** START EXTRACT PROVIDED **

# Dropped my 70-200L F4 onto the carpet from my bag. Advice.



## aprotosimaki (Dec 29, 2012)

While under the ravages of the flu, I dropped my 70-200L F4 onto the carpet from my bag. I guess it dropped about 4 feet. What tests do you recommend to make sure it is still functional? If the lens is broken (hopefully not), what are my options? The lens is just over a year old. 

I love it very much and feeling bummed out (the flu does not help matters; I am freezing cold and feel completely out of it which is why I dropped it).

Thanks for any advice.

Simon


----------



## neuroanatomist (Dec 29, 2012)

Same recommendations as for testing a new lens. Test for decentering (easiest seen as asymmetrical vignetting), sharpness (corners should be equally sharp), also, shoot something you've already got a (pre-drop) shot of to compare.


----------



## aprotosimaki (Dec 29, 2012)

Thanks guys for the sage advice. I am going to do exactly what you have recommended, after I get better.

** END EXTRACT PROVIDED **
** START ITEMS **

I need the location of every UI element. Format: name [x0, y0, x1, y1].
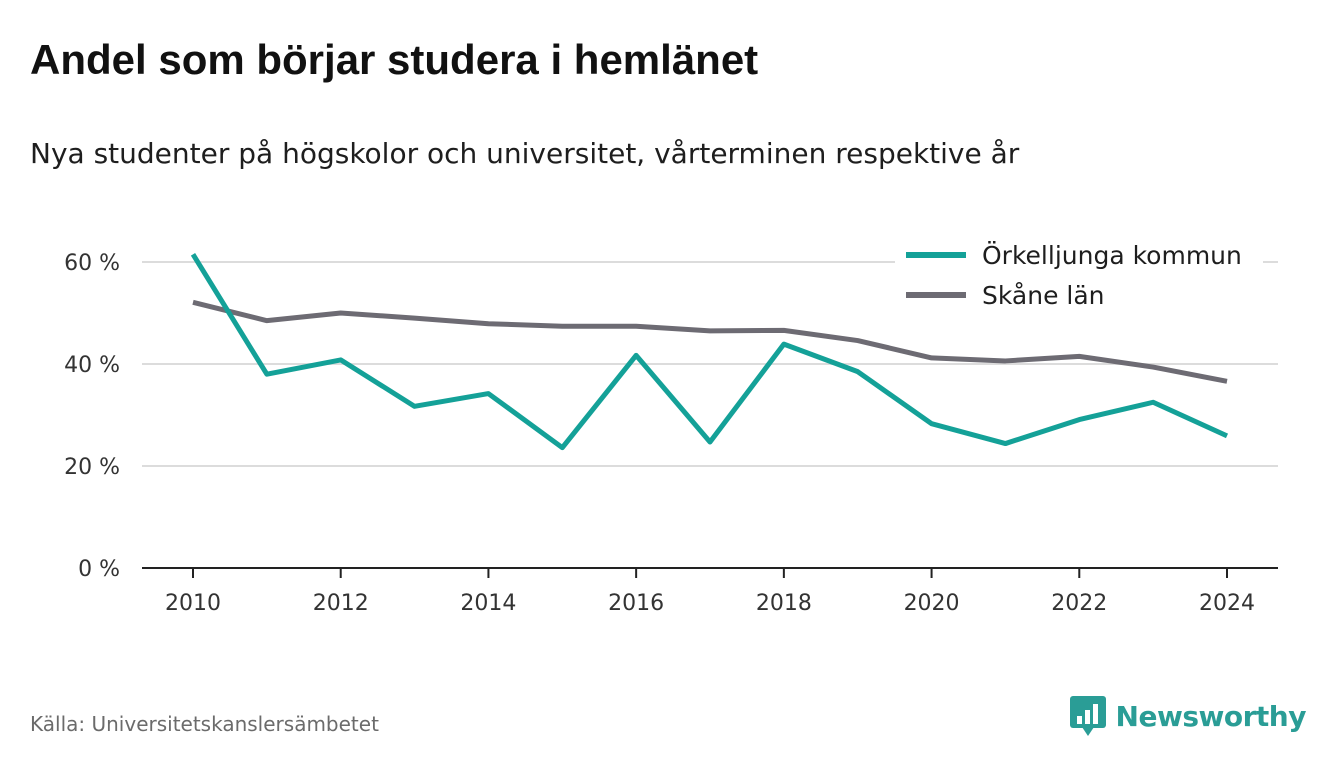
chart-title: Andel som börjar studera i hemlänet [30, 36, 759, 83]
series-line [190, 253, 1229, 451]
x-axis: 2010 2012 2014 2016 2018 2020 2022 2024 [142, 567, 1278, 616]
x-tick-label: 2024 [1199, 591, 1255, 616]
y-tick-label: 20 % [64, 455, 120, 480]
series-lines [190, 253, 1229, 451]
brand-name: Newsworthy [1115, 699, 1307, 733]
x-tick-label: 2010 [165, 591, 221, 616]
y-tick-label: 0 % [78, 557, 120, 582]
series-line [192, 299, 1228, 384]
y-tick-label: 60 % [64, 251, 120, 276]
x-tick-label: 2016 [608, 591, 664, 616]
brand-logo: Newsworthy [1069, 696, 1307, 736]
legend-label: Örkelljunga kommun [982, 241, 1242, 270]
y-tick-label: 40 % [64, 353, 120, 378]
y-axis-tick-labels: 0 % 20 % 40 % 60 % [64, 251, 120, 582]
x-tick-label: 2022 [1051, 591, 1107, 616]
x-tick-label: 2012 [313, 591, 369, 616]
bar-chart-speech-bubble-icon [1069, 696, 1106, 736]
x-tick-label: 2014 [460, 591, 516, 616]
source-note: Källa: Universitetskanslersämbetet [30, 712, 379, 736]
x-tick-label: 2018 [756, 591, 812, 616]
x-tick-label: 2020 [904, 591, 960, 616]
legend-label: Skåne län [982, 281, 1105, 310]
legend: Örkelljunga kommun Skåne län [895, 232, 1263, 318]
chart-subtitle: Nya studenter på högskolor och universit… [30, 137, 1020, 170]
legend-background [895, 232, 1263, 318]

** END ITEMS **

**INSTRUCTION**
Please resume the forum thread about the dropped 70-200L F4 lens, writing on from its last post.

**RESULT FOR THIS EXERCISE**
----------



## aprotosimaki (Dec 31, 2012)

My initial tests indicate that the lens is ok. I have to do some more tests but I have to wait for the flu to clear. Thanks again for the advice.


----------



## LetTheRightLensIn (Jan 2, 2013)

neuroanatomist said:


> Same recommendations as for testing a new lens. Test for decentering (easiest seen as asymmetrical vignetting), sharpness (corners should be equally sharp), also, shoot something you've already got a (pre-drop) shot of to compare.



this

my bet is that it will be 100% fine, but doesn't hurt to give it a test

check with IS on and off
if it was the IS version


----------



## bycostello (Jan 3, 2013)

i'd try taking some photos with it....


----------



## cortezopperman (Jan 3, 2013)

bycostello said:


> i'd try taking some photos with it....



+1


----------



## risc32 (Jan 3, 2013)

you should pick it up.


----------



## curtisnull (Jan 3, 2013)

If I drop something I send it to Canon Repair. I can't take chances on something being wrong with it.


----------



## DrChemE (Jan 3, 2013)

I know how you feel; I dropped my 24-105 onto the sidewalk, from about 2 ft a month ago :'(. Cap got a little scratch and then I took some pics with it and everything seems fine. Will try the shots with the printed pages, nice advice. My personal experience, some of these L lenses are built like tanks. Hope everything is OK.


----------



## Mt Spokane Photography (Jan 4, 2013)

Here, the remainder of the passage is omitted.